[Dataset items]
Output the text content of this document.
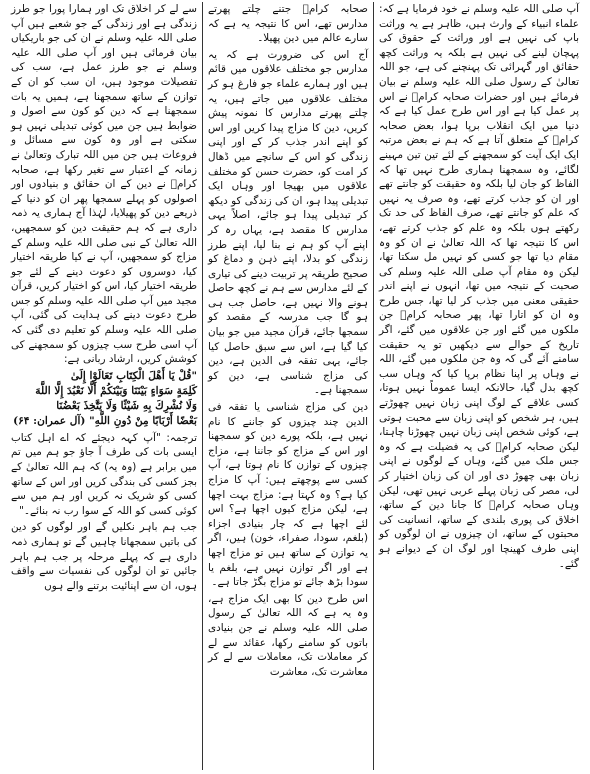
آپ صلی اللہ علیہ وسلم نے خود فرمایا ہے کہ: علماء انبیاء کے وارث ہیں، ظاہر ہے یہ وراثت باپ کی نہیں ہے اور وراثت کے حقوق کی پہچان لینے کی نہیں ہے بلکہ یہ وراثت کچھ حقائق اور گہرائی تک پہنچنے کی ہے، جو اللہ تعالیٰ کے رسول صلی اللہ علیہ وسلم نے بیان فرمائے ہیں اور حضرات صحابہ کرامؓ نے اس پر عمل کیا ہے اور اس طرح عمل کیا ہے کہ دنیا میں ایک انقلاب برپا ہوا، بعض صحابہ کرامؓ کے متعلق آتا ہے کہ ہم نے بعض مرتبہ ایک ایک آیت کو سمجھنے کے لئے تین تین مہینے لگائے، وہ سمجھنا ہماری طرح نہیں تھا کہ الفاظ کو جان لیا بلکہ وہ حقیقت کو جانتے تھے اور ان کو جذب کرتے تھے، وہ صرف یہ نہیں کہ علم کو جانتے تھے، صرف الفاظ کی حد تک رکھتے ہوں بلکہ وہ علم کو جذب کرتے تھے، اس کا نتیجہ تھا کہ اللہ تعالیٰ نے ان کو وہ مقام دیا تھا جو کسی کو نہیں مل سکتا تھا، لیکن وہ مقام آپ صلی اللہ علیہ وسلم کی صحبت کے نتیجہ میں تھا، انہوں نے اپنے اندر حقیقی معنی میں جذب کر لیا تھا، جس طرح وہ ان کو اتارا تھا، پھر صحابہ کرامؓ جن ملکوں میں گئے اور جن علاقوں میں گئے، اگر تاریخ کے حوالے سے دیکھیں تو یہ حقیقت سامنے آئے گی کہ وہ جن ملکوں میں گئے، اللہ نے وہاں پر اپنا نظام برپا کیا کہ وہاں سب کچھ بدل گیا، حالانکہ ایسا عموماً نہیں ہوتا، کسی علاقے کے لوگ اپنی زبان نہیں چھوڑتے ہیں، ہر شخص کو اپنی زبان سے محبت ہوتی ہے، کوئی شخص اپنی زبان نہیں چھوڑنا چاہتا، لیکن صحابہ کرامؓ کی یہ فضیلت ہے کہ وہ جس ملک میں گئے، وہاں کے لوگوں نے اپنی زبان بھی چھوڑ دی اور ان کی زبان اختیار کر لی، مصر کی زبان پہلے عربی نہیں تھی، لیکن وہاں صحابہ کرامؓ کا جانا دین کے ساتھ، اخلاق کی پوری بلندی کے ساتھ، انسانیت کی محبتوں کے ساتھ، ان چیزوں نے ان لوگوں کو اپنی طرف کھینچا اور لوگ ان کے دیوانے ہو گئے۔

صحابہ کرامؓ جتنے چلتے پھرتے مدارس تھے، اس کا نتیجہ یہ ہے کہ سارے عالم میں دین پھیلا۔

آج اس کی ضرورت ہے کہ یہ مدارس جو مختلف علاقوں میں قائم ہیں اور ہمارے علماء جو فارغ ہو کر مختلف علاقوں میں جاتے ہیں، یہ چلتے پھرتے مدارس کا نمونہ پیش کریں، دین کا مزاج پیدا کریں اور اس کو اپنے اندر جذب کر کے اور اپنی زندگی کو اس کے سانچے میں ڈھال کر امت کو، حضرت حسن کو مختلف علاقوں میں بھیجا اور وہاں ایک تبدیلی پیدا ہو، ان کی زندگی کو دیکھ کر تبدیلی پیدا ہو جائے، اصلاً یہی مدارس کا مقصد ہے، یہاں رہ کر اپنے آپ کو ہم نے بنا لیا، اپنے طرز زندگی کو بدلا، اپنے ذہن و دماغ کو صحیح طریقہ پر تربیت دینے کی تیاری کے لئے مدارس سے ہم نے کچھ حاصل ہونے والا نہیں ہے، حاصل جب ہی ہو گا جب مدرسہ کے مقصد کو سمجھا جائے، قرآن مجید میں جو بیان کیا گیا ہے، اس سے سبق حاصل کیا جائے، یہی تفقہ فی الدین ہے، دین کی مزاج شناسی ہے، دین کو سمجھنا ہے۔

دین کی مزاج شناسی یا تفقہ فی الدین چند چیزوں کو جاننے کا نام نہیں ہے، بلکہ پورے دین کو سمجھنا اور اس کے مزاج کو جاننا ہے، مزاج چیزوں کے توازن کا نام ہوتا ہے، آپ کسی سے پوچھتے ہیں: آپ کا مزاج کیا ہے؟ وہ کہتا ہے: مزاج بہت اچھا ہے، لیکن مزاج کیوں اچھا ہے؟ اس لئے اچھا ہے کہ چار بنیادی اجزاء (بلغم، سودا، صفراء، خون) ہیں، اگر یہ توازن کے ساتھ ہیں تو مزاج اچھا ہے اور اگر توازن نہیں ہے، بلغم یا سودا بڑھ جائے تو مزاج بگڑ جاتا ہے۔

اس طرح دین کا بھی ایک مزاج ہے، وہ یہ ہے کہ اللہ تعالیٰ کے رسول صلی اللہ علیہ وسلم نے جن بنیادی باتوں کو سامنے رکھا، عقائد سے لے کر معاملات تک، معاملات سے لے کر معاشرت تک، معاشرت

سے لے کر اخلاق تک اور ہمارا پورا جو طرز زندگی ہے اور زندگی کے جو شعبے ہیں آپ صلی اللہ علیہ وسلم نے ان کی جو باریکیاں بیان فرمائی ہیں اور آپ صلی اللہ علیہ وسلم نے جو طرز عمل ہے، سب کی تفصیلات موجود ہیں، ان سب کو ان کے توازن کے ساتھ سمجھنا ہے، ہمیں یہ بات سمجھنا ہے کہ دین کو کون سے اصول و ضوابط ہیں جن میں کوئی تبدیلی نہیں ہو سکتی ہے اور وہ کون سے مسائل و فروعات ہیں جن میں اللہ تبارک وتعالیٰ نے زمانہ کے اعتبار سے تغیر رکھا ہے، صحابہ کرامؓ نے دین کے ان حقائق و بنیادوں اور اصولوں کو پہلے سمجھا پھر ان کو دنیا کے ذریعے دین کو پھیلایا، لہٰذا آج ہماری یہ ذمہ داری ہے کہ ہم حقیقت دین کو سمجھیں، اللہ تعالیٰ کے نبی صلی اللہ علیہ وسلم کے مزاج کو سمجھیں، آپ نے کیا طریقہ اختیار کیا، دوسروں کو دعوت دینے کے لئے جو طریقہ اختیار کیا، اس کو اختیار کریں، قرآن مجید میں آپ صلی اللہ علیہ وسلم کو جس طرح دعوت دینے کی ہدایت کی گئی، آپ صلی اللہ علیہ وسلم کو تعلیم دی گئی کہ آپ اسی طرح سب چیزوں کو سمجھنے کی کوشش کریں، ارشاد ربانی ہے:

"قُلْ يَا أَهْلَ الْكِتَابِ تَعَالَوْا إِلَىٰ
كَلِمَةٍ سَوَاءٍ بَيْنَنَا وَبَيْنَكُمْ أَلَّا نَعْبُدَ إِلَّا اللَّهَ
وَلَا نُشْرِكَ بِهِ شَيْئًا وَلَا يَتَّخِذَ بَعْضُنَا
بَعْضًا أَرْبَابًا مِنْ دُونِ اللَّهِ" (آل عمران: ۶۴)

ترجمہ: "آپ کہہ دیجئے کہ اے اہل کتاب ایسی بات کی طرف آ جاؤ جو ہم میں تم میں برابر ہے (وہ یہ) کہ ہم اللہ تعالیٰ کے بجز کسی کی بندگی کریں اور اس کے ساتھ کسی کو شریک نہ کریں اور ہم میں سے کوئی کسی کو اللہ کے سوا رب نہ بنائے۔"

جب ہم باہر نکلیں گے اور لوگوں کو دین کی باتیں سمجھانا چاہیں گے تو ہماری ذمہ داری ہے کہ پہلے مرحلہ پر جب ہم باہر جائیں تو ان لوگوں کی نفسیات سے واقف ہوں، ان سے اپنائیت برتنے والے ہوں
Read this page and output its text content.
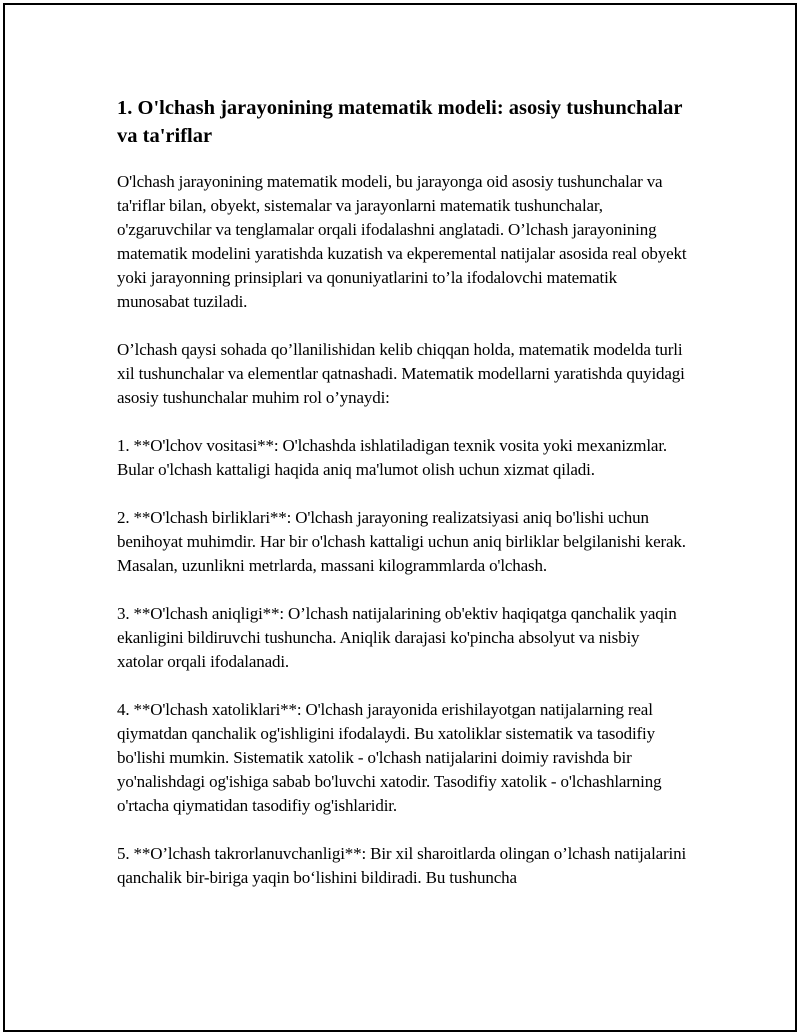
1. O'lchash jarayonining matematik modeli: asosiy tushunchalar va ta'riflar

O'lchash jarayonining matematik modeli, bu jarayonga oid asosiy tushunchalar va ta'riflar bilan, obyekt, sistemalar va jarayonlarni matematik tushunchalar, o'zgaruvchilar va tenglamalar orqali ifodalashni anglatadi. O’lchash jarayonining matematik modelini yaratishda kuzatish va ekperemental natijalar asosida real obyekt yoki jarayonning prinsiplari va qonuniyatlarini to’la ifodalovchi matematik munosabat tuziladi.

O’lchash qaysi sohada qo’llanilishidan kelib chiqqan holda, matematik modelda turli xil tushunchalar va elementlar qatnashadi. Matematik modellarni yaratishda quyidagi asosiy tushunchalar muhim rol o’ynaydi:

1. **O'lchov vositasi**: O'lchashda ishlatiladigan texnik vosita yoki mexanizmlar. Bular o'lchash kattaligi haqida aniq ma'lumot olish uchun xizmat qiladi.

2. **O'lchash birliklari**: O'lchash jarayoning realizatsiyasi aniq bo'lishi uchun benihoyat muhimdir. Har bir o'lchash kattaligi uchun aniq birliklar belgilanishi kerak. Masalan, uzunlikni metrlarda, massani kilogrammlarda o'lchash.

3. **O'lchash aniqligi**: O’lchash natijalarining ob'ektiv haqiqatga qanchalik yaqin ekanligini bildiruvchi tushuncha. Aniqlik darajasi ko'pincha absolyut va nisbiy xatolar orqali ifodalanadi.

4. **O'lchash xatoliklari**: O'lchash jarayonida erishilayotgan natijalarning real qiymatdan qanchalik og'ishligini ifodalaydi. Bu xatoliklar sistematik va tasodifiy bo'lishi mumkin. Sistematik xatolik - o'lchash natijalarini doimiy ravishda bir yo'nalishdagi og'ishiga sabab bo'luvchi xatodir. Tasodifiy xatolik - o'lchashlarning o'rtacha qiymatidan tasodifiy og'ishlaridir.

5. **O’lchash takrorlanuvchanligi**: Bir xil sharoitlarda olingan o’lchash natijalarini qanchalik bir-biriga yaqin bo‘lishini bildiradi. Bu tushuncha
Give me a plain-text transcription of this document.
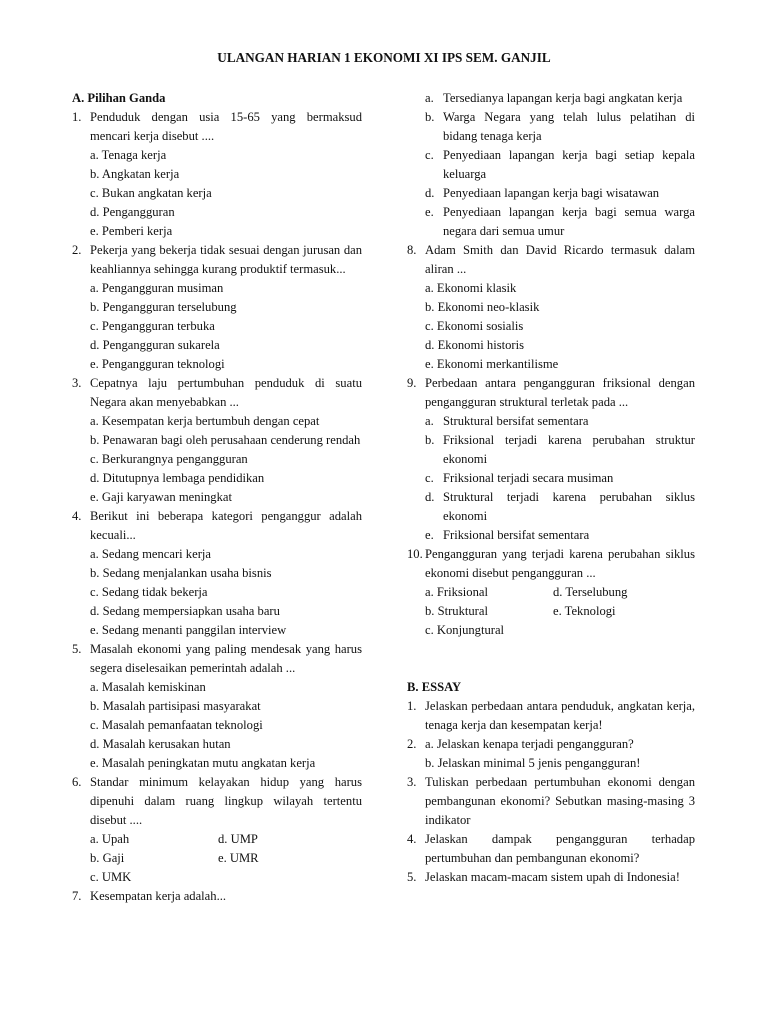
ULANGAN HARIAN 1 EKONOMI XI IPS SEM. GANJIL
A. Pilihan Ganda
1. Penduduk dengan usia 15-65 yang bermaksud mencari kerja disebut ....
a. Tenaga kerja
b. Angkatan kerja
c. Bukan angkatan kerja
d. Pengangguran
e. Pemberi kerja
2. Pekerja yang bekerja tidak sesuai dengan jurusan dan keahliannya sehingga kurang produktif termasuk...
a. Pengangguran musiman
b. Pengangguran terselubung
c. Pengangguran terbuka
d. Pengangguran sukarela
e. Pengangguran teknologi
3. Cepatnya laju pertumbuhan penduduk di suatu Negara akan menyebabkan ...
a. Kesempatan kerja bertumbuh dengan cepat
b. Penawaran bagi oleh perusahaan cenderung rendah
c. Berkurangnya pengangguran
d. Ditutupnya lembaga pendidikan
e. Gaji karyawan meningkat
4. Berikut ini beberapa kategori penganggur adalah kecuali...
a. Sedang mencari kerja
b. Sedang menjalankan usaha bisnis
c. Sedang tidak bekerja
d. Sedang mempersiapkan usaha baru
e. Sedang menanti panggilan interview
5. Masalah ekonomi yang paling mendesak yang harus segera diselesaikan pemerintah adalah ...
a. Masalah kemiskinan
b. Masalah partisipasi masyarakat
c. Masalah pemanfaatan teknologi
d. Masalah kerusakan hutan
e. Masalah peningkatan mutu angkatan kerja
6. Standar minimum kelayakan hidup yang harus dipenuhi dalam ruang lingkup wilayah tertentu disebut ....
a. Upah	d. UMP
b. Gaji	e. UMR
c. UMK
7. Kesempatan kerja adalah...
a. Tersedianya lapangan kerja bagi angkatan kerja
b. Warga Negara yang telah lulus pelatihan di bidang tenaga kerja
c. Penyediaan lapangan kerja bagi setiap kepala keluarga
d. Penyediaan lapangan kerja bagi wisatawan
e. Penyediaan lapangan kerja bagi semua warga negara dari semua umur
8. Adam Smith dan David Ricardo termasuk dalam aliran ...
a. Ekonomi klasik
b. Ekonomi neo-klasik
c. Ekonomi sosialis
d. Ekonomi historis
e. Ekonomi merkantilisme
9. Perbedaan antara pengangguran friksional dengan pengangguran struktural terletak pada ...
a. Struktural bersifat sementara
b. Friksional terjadi karena perubahan struktur ekonomi
c. Friksional terjadi secara musiman
d. Struktural terjadi karena perubahan siklus ekonomi
e. Friksional bersifat sementara
10. Pengangguran yang terjadi karena perubahan siklus ekonomi disebut pengangguran ...
a. Friksional	d. Terselubung
b. Struktural	e. Teknologi
c. Konjungtural
B. ESSAY
1. Jelaskan perbedaan antara penduduk, angkatan kerja, tenaga kerja dan kesempatan kerja!
2. a. Jelaskan kenapa terjadi pengangguran?
b. Jelaskan minimal 5 jenis pengangguran!
3. Tuliskan perbedaan pertumbuhan ekonomi dengan pembangunan ekonomi? Sebutkan masing-masing 3 indikator
4. Jelaskan dampak pengangguran terhadap pertumbuhan dan pembangunan ekonomi?
5. Jelaskan macam-macam sistem upah di Indonesia!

- [BRIEF]: Filter the entries down to the lines with the word "karena" in them.

- [ANSWER TO THIS TASK]:
b. Friksional terjadi karena perubahan struktur ekonomi
d. Struktural terjadi karena perubahan siklus ekonomi
10. Pengangguran yang terjadi karena perubahan siklus ekonomi disebut pengangguran ...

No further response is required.